Dataset rows

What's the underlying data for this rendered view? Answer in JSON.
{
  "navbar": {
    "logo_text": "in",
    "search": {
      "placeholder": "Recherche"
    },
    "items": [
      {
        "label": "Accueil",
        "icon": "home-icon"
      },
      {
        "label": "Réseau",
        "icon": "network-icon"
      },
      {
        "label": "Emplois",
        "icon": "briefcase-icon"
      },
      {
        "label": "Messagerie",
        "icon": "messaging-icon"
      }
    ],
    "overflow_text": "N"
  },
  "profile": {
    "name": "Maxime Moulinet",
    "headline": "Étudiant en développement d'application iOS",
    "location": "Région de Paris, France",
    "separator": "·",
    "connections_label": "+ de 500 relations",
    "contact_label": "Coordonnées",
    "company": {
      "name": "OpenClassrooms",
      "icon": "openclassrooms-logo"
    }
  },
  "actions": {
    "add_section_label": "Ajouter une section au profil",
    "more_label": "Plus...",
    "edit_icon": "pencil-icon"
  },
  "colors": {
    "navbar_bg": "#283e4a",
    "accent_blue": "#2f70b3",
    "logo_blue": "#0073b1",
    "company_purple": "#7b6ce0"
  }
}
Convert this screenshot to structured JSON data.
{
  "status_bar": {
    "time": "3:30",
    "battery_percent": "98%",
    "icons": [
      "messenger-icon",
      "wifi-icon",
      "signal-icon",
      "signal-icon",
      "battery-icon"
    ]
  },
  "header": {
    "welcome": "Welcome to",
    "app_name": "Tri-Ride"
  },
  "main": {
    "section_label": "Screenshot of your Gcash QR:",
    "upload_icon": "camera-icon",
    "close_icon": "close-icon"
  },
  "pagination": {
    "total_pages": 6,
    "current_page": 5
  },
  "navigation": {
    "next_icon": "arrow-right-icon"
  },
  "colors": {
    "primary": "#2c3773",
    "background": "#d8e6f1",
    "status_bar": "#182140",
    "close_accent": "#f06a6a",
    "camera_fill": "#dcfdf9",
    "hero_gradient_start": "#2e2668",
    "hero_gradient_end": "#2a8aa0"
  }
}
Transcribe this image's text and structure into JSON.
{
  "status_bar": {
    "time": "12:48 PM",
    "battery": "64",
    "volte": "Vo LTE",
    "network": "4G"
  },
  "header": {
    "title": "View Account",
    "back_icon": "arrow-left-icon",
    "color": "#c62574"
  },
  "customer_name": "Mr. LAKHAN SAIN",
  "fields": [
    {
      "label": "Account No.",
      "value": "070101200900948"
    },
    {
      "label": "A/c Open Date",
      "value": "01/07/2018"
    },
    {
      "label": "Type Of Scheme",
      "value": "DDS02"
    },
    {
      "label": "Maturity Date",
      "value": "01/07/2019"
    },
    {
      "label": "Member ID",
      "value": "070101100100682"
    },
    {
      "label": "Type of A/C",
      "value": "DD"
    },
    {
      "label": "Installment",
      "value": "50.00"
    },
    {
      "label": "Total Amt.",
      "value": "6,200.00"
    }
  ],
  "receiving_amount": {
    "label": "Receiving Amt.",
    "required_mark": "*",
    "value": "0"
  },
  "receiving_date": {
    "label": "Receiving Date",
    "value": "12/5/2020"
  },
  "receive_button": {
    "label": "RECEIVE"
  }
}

**Problem details:** Repeat each record exactly. Omit nothing.

**Written solution:**
What's the underlying data for this rendered view? Answer in JSON.
{
  "navbar": {
    "logo_text": "in",
    "search": {
      "placeholder": "Recherche"
    },
    "items": [
      {
        "label": "Accueil",
        "icon": "home-icon"
      },
      {
        "label": "Réseau",
        "icon": "network-icon"
      },
      {
        "label": "Emplois",
        "icon": "briefcase-icon"
      },
      {
        "label": "Messagerie",
        "icon": "messaging-icon"
      }
    ],
    "overflow_text": "N"
  },
  "profile": {
    "name": "Maxime Moulinet",
    "headline": "Étudiant en développement d'application iOS",
    "location": "Région de Paris, France",
    "separator": "·",
    "connections_label": "+ de 500 relations",
    "contact_label": "Coordonnées",
    "company": {
      "name": "OpenClassrooms",
      "icon": "openclassrooms-logo"
    }
  },
  "actions": {
    "add_section_label": "Ajouter une section au profil",
    "more_label": "Plus...",
    "edit_icon": "pencil-icon"
  },
  "colors": {
    "navbar_bg": "#283e4a",
    "accent_blue": "#2f70b3",
    "logo_blue": "#0073b1",
    "company_purple": "#7b6ce0"
  }
}
Convert this screenshot to structured JSON data.
{
  "status_bar": {
    "time": "3:30",
    "battery_percent": "98%",
    "icons": [
      "messenger-icon",
      "wifi-icon",
      "signal-icon",
      "signal-icon",
      "battery-icon"
    ]
  },
  "header": {
    "welcome": "Welcome to",
    "app_name": "Tri-Ride"
  },
  "main": {
    "section_label": "Screenshot of your Gcash QR:",
    "upload_icon": "camera-icon",
    "close_icon": "close-icon"
  },
  "pagination": {
    "total_pages": 6,
    "current_page": 5
  },
  "navigation": {
    "next_icon": "arrow-right-icon"
  },
  "colors": {
    "primary": "#2c3773",
    "background": "#d8e6f1",
    "status_bar": "#182140",
    "close_accent": "#f06a6a",
    "camera_fill": "#dcfdf9",
    "hero_gradient_start": "#2e2668",
    "hero_gradient_end": "#2a8aa0"
  }
}
Transcribe this image's text and structure into JSON.
{
  "status_bar": {
    "time": "12:48 PM",
    "battery": "64",
    "volte": "Vo LTE",
    "network": "4G"
  },
  "header": {
    "title": "View Account",
    "back_icon": "arrow-left-icon",
    "color": "#c62574"
  },
  "customer_name": "Mr. LAKHAN SAIN",
  "fields": [
    {
      "label": "Account No.",
      "value": "070101200900948"
    },
    {
      "label": "A/c Open Date",
      "value": "01/07/2018"
    },
    {
      "label": "Type Of Scheme",
      "value": "DDS02"
    },
    {
      "label": "Maturity Date",
      "value": "01/07/2019"
    },
    {
      "label": "Member ID",
      "value": "070101100100682"
    },
    {
      "label": "Type of A/C",
      "value": "DD"
    },
    {
      "label": "Installment",
      "value": "50.00"
    },
    {
      "label": "Total Amt.",
      "value": "6,200.00"
    }
  ],
  "receiving_amount": {
    "label": "Receiving Amt.",
    "required_mark": "*",
    "value": "0"
  },
  "receiving_date": {
    "label": "Receiving Date",
    "value": "12/5/2020"
  },
  "receive_button": {
    "label": "RECEIVE"
  }
}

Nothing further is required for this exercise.